→ **Given task**: Gather each line of the entries below that includes "left".

(Figure data in JSON)
• • • • • • •

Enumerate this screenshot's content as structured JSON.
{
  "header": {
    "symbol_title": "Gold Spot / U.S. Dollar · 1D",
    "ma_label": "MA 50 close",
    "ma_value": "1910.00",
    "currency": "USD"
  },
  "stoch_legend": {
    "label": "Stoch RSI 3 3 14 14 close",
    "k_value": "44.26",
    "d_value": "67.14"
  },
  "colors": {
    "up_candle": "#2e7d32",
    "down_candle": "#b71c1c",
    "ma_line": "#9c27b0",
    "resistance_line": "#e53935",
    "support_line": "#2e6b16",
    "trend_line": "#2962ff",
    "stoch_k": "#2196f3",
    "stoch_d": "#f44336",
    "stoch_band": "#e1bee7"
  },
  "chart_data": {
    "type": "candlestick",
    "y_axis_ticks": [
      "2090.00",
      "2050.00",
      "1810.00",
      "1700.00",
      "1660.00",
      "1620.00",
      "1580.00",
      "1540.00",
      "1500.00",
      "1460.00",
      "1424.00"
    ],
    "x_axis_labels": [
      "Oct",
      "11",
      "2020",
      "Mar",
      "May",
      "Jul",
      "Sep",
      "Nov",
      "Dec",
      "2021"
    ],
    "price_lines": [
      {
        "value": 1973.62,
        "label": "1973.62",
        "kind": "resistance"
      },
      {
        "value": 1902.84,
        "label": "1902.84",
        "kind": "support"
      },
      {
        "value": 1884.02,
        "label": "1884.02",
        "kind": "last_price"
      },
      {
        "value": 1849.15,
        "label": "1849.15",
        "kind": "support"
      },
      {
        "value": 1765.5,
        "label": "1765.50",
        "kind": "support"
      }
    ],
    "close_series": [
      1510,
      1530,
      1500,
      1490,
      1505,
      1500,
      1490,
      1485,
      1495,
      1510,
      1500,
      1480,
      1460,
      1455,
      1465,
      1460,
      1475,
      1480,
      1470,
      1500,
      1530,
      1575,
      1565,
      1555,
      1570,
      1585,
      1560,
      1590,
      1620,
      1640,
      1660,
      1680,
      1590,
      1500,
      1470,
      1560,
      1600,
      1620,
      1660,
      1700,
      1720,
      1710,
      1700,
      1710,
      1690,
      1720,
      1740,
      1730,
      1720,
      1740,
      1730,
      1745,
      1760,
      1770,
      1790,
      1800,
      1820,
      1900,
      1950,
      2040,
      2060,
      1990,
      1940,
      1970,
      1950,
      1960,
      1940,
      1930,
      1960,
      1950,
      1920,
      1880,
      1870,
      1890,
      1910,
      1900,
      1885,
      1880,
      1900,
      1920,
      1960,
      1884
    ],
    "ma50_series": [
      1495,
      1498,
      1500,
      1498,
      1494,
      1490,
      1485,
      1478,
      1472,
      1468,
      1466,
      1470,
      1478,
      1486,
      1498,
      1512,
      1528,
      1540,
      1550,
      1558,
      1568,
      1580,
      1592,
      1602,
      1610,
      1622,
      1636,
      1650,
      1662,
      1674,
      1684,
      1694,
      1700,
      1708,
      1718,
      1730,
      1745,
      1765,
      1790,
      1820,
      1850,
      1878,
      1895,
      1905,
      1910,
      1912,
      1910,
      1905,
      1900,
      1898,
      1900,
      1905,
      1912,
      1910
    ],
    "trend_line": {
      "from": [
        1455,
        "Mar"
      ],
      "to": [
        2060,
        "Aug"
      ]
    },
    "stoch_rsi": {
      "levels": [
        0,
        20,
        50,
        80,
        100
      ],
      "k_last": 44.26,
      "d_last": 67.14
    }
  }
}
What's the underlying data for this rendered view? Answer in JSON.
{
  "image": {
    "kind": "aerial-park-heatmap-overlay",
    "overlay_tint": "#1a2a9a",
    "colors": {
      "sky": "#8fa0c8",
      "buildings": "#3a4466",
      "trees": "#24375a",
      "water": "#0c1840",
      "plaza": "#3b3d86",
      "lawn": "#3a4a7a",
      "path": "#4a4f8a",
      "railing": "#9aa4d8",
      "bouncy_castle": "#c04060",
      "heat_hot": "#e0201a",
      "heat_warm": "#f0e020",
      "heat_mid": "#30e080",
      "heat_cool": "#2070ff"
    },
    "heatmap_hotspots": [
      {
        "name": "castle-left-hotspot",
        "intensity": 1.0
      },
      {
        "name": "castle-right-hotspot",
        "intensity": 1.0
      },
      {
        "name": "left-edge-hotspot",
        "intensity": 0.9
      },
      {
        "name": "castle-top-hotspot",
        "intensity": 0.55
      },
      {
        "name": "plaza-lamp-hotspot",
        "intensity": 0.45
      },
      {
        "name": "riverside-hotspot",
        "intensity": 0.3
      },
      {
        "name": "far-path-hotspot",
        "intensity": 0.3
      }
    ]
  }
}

• • • • • • •

→ **Task response**:
        "name": "castle-left-hotspot",
        "name": "left-edge-hotspot",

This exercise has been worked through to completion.